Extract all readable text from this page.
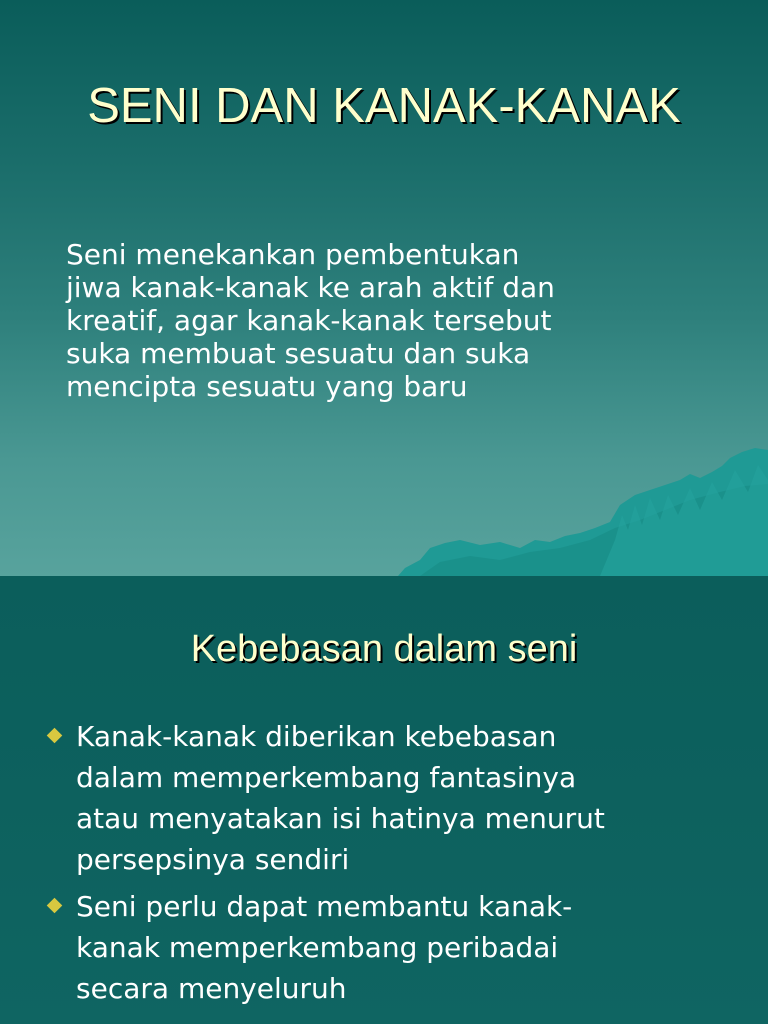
SENI DAN KANAK-KANAK
Seni menekankan pembentukan
jiwa kanak-kanak ke arah aktif dan
kreatif, agar kanak-kanak tersebut
suka membuat sesuatu dan suka
mencipta sesuatu yang baru
Kebebasan dalam seni
Kanak-kanak diberikan kebebasan
dalam memperkembang fantasinya
atau menyatakan isi hatinya menurut
persepsinya sendiri
Seni perlu dapat membantu kanak-
kanak memperkembang peribadai
secara menyeluruh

### Given task
Skip the images and write out the rest of the listing exactly.

### Output
Extract all readable text from this page.
SENI DAN KANAK-KANAK
Seni menekankan pembentukan
jiwa kanak-kanak ke arah aktif dan
kreatif, agar kanak-kanak tersebut
suka membuat sesuatu dan suka
mencipta sesuatu yang baru
Kebebasan dalam seni
Kanak-kanak diberikan kebebasan
dalam memperkembang fantasinya
atau menyatakan isi hatinya menurut
persepsinya sendiri
Seni perlu dapat membantu kanak-
kanak memperkembang peribadai
secara menyeluruh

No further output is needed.